**Exercise objective**.
Return all of the data exactly, with nothing left out but the pictures.

+++

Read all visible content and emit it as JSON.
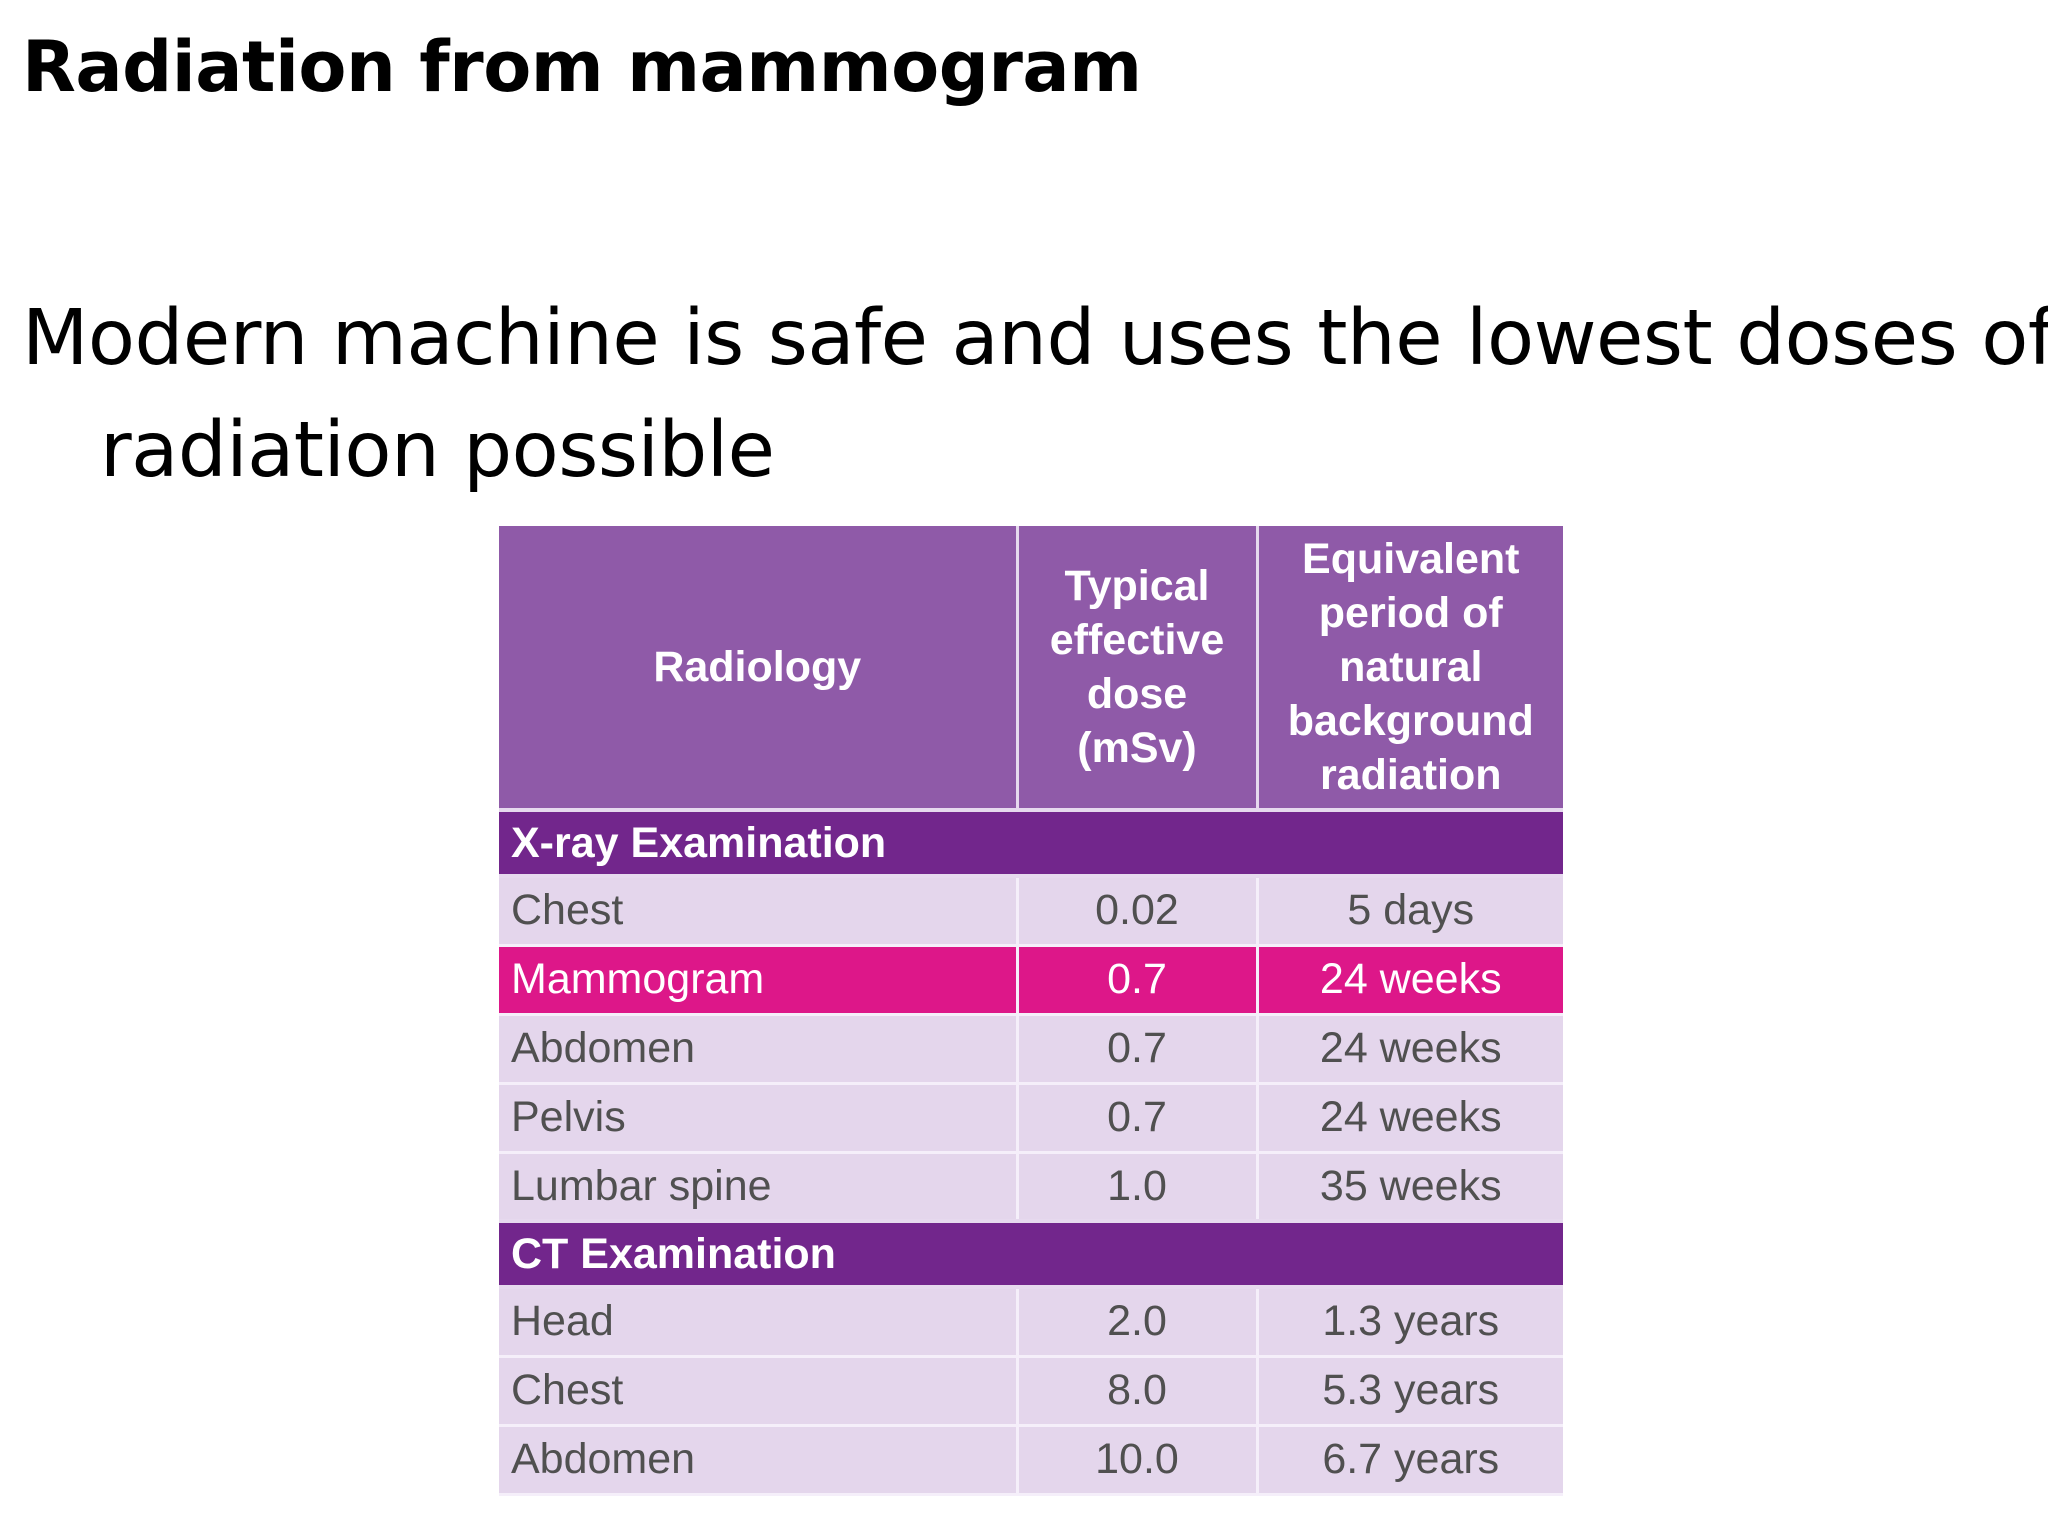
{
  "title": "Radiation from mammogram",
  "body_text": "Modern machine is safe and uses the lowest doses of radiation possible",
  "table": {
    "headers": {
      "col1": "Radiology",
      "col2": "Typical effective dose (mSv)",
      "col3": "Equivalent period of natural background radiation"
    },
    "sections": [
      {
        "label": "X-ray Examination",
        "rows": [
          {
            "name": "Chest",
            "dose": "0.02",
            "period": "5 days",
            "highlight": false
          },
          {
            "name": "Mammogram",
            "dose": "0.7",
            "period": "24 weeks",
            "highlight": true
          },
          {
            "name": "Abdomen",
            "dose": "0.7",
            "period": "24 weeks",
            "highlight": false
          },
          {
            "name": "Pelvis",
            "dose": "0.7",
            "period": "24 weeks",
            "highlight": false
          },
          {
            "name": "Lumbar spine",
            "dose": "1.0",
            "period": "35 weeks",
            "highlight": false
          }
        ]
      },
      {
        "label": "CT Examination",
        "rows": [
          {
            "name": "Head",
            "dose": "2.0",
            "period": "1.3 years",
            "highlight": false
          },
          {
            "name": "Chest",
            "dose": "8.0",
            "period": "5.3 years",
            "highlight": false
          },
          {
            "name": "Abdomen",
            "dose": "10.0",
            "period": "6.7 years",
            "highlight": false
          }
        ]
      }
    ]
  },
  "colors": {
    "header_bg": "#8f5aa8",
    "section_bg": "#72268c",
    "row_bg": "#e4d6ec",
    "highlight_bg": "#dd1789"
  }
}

+++

**Expected output**.
Read all visible content and emit it as JSON.
{
  "title": "Radiation from mammogram",
  "body_text": "Modern machine is safe and uses the lowest doses of radiation possible",
  "table": {
    "headers": {
      "col1": "Radiology",
      "col2": "Typical effective dose (mSv)",
      "col3": "Equivalent period of natural background radiation"
    },
    "sections": [
      {
        "label": "X-ray Examination",
        "rows": [
          {
            "name": "Chest",
            "dose": "0.02",
            "period": "5 days",
            "highlight": false
          },
          {
            "name": "Mammogram",
            "dose": "0.7",
            "period": "24 weeks",
            "highlight": true
          },
          {
            "name": "Abdomen",
            "dose": "0.7",
            "period": "24 weeks",
            "highlight": false
          },
          {
            "name": "Pelvis",
            "dose": "0.7",
            "period": "24 weeks",
            "highlight": false
          },
          {
            "name": "Lumbar spine",
            "dose": "1.0",
            "period": "35 weeks",
            "highlight": false
          }
        ]
      },
      {
        "label": "CT Examination",
        "rows": [
          {
            "name": "Head",
            "dose": "2.0",
            "period": "1.3 years",
            "highlight": false
          },
          {
            "name": "Chest",
            "dose": "8.0",
            "period": "5.3 years",
            "highlight": false
          },
          {
            "name": "Abdomen",
            "dose": "10.0",
            "period": "6.7 years",
            "highlight": false
          }
        ]
      }
    ]
  },
  "colors": {
    "header_bg": "#8f5aa8",
    "section_bg": "#72268c",
    "row_bg": "#e4d6ec",
    "highlight_bg": "#dd1789"
  }
}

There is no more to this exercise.